Short exercise: Extract all records. Keep each one exact.
--- START Data records ---
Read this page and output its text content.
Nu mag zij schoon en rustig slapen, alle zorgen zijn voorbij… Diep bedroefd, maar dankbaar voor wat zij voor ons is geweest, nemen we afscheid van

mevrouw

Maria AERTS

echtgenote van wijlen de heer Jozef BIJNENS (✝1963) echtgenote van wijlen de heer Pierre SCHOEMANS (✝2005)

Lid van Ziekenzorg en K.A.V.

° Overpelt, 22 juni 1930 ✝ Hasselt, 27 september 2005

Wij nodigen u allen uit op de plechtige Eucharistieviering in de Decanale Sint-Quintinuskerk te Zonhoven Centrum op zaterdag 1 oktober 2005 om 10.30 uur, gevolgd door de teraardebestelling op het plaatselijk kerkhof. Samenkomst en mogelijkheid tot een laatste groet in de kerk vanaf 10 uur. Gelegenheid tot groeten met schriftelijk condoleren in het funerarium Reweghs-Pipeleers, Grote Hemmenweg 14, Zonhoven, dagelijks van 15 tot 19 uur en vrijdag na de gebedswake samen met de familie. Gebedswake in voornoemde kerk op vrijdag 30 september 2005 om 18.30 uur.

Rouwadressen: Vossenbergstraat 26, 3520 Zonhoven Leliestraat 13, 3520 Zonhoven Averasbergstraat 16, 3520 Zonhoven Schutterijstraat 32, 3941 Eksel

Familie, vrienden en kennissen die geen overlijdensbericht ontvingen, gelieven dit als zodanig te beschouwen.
--- END Data records ---
Answer to the problem:
Read this page and output its text content.
Nu mag zij schoon en rustig slapen, alle zorgen zijn voorbij… Diep bedroefd, maar dankbaar voor wat zij voor ons is geweest, nemen we afscheid van

mevrouw

Maria AERTS

echtgenote van wijlen de heer Jozef BIJNENS (✝1963) echtgenote van wijlen de heer Pierre SCHOEMANS (✝2005)

Lid van Ziekenzorg en K.A.V.

° Overpelt, 22 juni 1930 ✝ Hasselt, 27 september 2005

Wij nodigen u allen uit op de plechtige Eucharistieviering in de Decanale Sint-Quintinuskerk te Zonhoven Centrum op zaterdag 1 oktober 2005 om 10.30 uur, gevolgd door de teraardebestelling op het plaatselijk kerkhof. Samenkomst en mogelijkheid tot een laatste groet in de kerk vanaf 10 uur. Gelegenheid tot groeten met schriftelijk condoleren in het funerarium Reweghs-Pipeleers, Grote Hemmenweg 14, Zonhoven, dagelijks van 15 tot 19 uur en vrijdag na de gebedswake samen met de familie. Gebedswake in voornoemde kerk op vrijdag 30 september 2005 om 18.30 uur.

Rouwadressen: Vossenbergstraat 26, 3520 Zonhoven Leliestraat 13, 3520 Zonhoven Averasbergstraat 16, 3520 Zonhoven Schutterijstraat 32, 3941 Eksel

Familie, vrienden en kennissen die geen overlijdensbericht ontvingen, gelieven dit als zodanig te beschouwen.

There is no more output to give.